▶ Record extracts:

start

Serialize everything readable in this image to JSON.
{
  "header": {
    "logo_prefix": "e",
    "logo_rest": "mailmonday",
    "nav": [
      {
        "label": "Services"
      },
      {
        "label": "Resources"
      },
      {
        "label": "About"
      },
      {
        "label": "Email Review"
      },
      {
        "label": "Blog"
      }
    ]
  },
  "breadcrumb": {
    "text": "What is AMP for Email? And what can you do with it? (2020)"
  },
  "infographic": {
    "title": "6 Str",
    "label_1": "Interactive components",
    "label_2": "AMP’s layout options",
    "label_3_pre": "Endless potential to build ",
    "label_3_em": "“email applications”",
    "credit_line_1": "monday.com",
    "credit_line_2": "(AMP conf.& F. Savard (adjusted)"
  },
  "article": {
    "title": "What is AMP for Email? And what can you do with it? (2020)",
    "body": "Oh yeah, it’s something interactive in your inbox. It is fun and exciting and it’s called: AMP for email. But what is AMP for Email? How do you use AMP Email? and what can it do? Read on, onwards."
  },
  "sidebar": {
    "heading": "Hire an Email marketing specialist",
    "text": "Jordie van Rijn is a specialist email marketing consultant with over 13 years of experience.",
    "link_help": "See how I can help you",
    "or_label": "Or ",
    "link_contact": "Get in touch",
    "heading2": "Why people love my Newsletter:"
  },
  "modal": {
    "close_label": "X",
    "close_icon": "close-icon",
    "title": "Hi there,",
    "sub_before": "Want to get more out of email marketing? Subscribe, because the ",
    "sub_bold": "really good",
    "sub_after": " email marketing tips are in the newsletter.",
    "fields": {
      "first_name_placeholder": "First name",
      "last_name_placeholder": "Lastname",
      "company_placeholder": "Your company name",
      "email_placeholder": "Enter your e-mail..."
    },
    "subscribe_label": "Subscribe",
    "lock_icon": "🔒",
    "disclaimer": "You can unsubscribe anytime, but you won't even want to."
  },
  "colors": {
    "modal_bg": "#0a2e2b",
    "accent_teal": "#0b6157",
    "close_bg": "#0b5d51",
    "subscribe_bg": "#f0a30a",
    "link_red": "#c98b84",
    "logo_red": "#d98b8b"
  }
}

end

▶ The task:
Identify every line where the string "what" appears.

▶ Written solution:
    "text": "What is AMP for Email? And what can you do with it? (2020)"
    "title": "What is AMP for Email? And what can you do with it? (2020)",
    "body": "Oh yeah, it’s something interactive in your inbox. It is fun and exciting and it’s called: AMP for email. But what is AMP for Email? How do you use AMP Email? and what can it do? Read on, onwards."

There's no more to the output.